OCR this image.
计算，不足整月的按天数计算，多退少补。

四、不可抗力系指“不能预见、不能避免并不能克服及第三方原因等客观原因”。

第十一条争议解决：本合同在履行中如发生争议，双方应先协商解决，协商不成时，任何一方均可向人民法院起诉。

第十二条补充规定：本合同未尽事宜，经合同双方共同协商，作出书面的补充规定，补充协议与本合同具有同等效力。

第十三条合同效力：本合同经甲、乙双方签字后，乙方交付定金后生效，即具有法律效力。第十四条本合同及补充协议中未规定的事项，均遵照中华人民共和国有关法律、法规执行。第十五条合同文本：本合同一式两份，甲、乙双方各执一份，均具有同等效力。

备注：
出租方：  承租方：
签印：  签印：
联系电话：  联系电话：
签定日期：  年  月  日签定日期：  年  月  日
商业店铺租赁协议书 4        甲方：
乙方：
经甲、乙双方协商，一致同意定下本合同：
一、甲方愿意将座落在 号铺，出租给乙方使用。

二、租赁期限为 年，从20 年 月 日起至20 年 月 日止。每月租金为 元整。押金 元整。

### YOUR GOAL:
Each entry above is to be quoted exactly.

### RESPONSE TO THIS EXERCISE:
OCR this image.
计算，不足整月的按天数计算，多退少补。

四、不可抗力系指“不能预见、不能避免并不能克服及第三方原因等客观原因”。

第十一条争议解决：本合同在履行中如发生争议，双方应先协商解决，协商不成时，任何一方均可向人民法院起诉。

第十二条补充规定：本合同未尽事宜，经合同双方共同协商，作出书面的补充规定，补充协议与本合同具有同等效力。

第十三条合同效力：本合同经甲、乙双方签字后，乙方交付定金后生效，即具有法律效力。第十四条本合同及补充协议中未规定的事项，均遵照中华人民共和国有关法律、法规执行。第十五条合同文本：本合同一式两份，甲、乙双方各执一份，均具有同等效力。

备注：
出租方：  承租方：
签印：  签印：
联系电话：  联系电话：
签定日期：  年  月  日签定日期：  年  月  日
商业店铺租赁协议书 4        甲方：
乙方：
经甲、乙双方协商，一致同意定下本合同：
一、甲方愿意将座落在 号铺，出租给乙方使用。

二、租赁期限为 年，从20 年 月 日起至20 年 月 日止。每月租金为 元整。押金 元整。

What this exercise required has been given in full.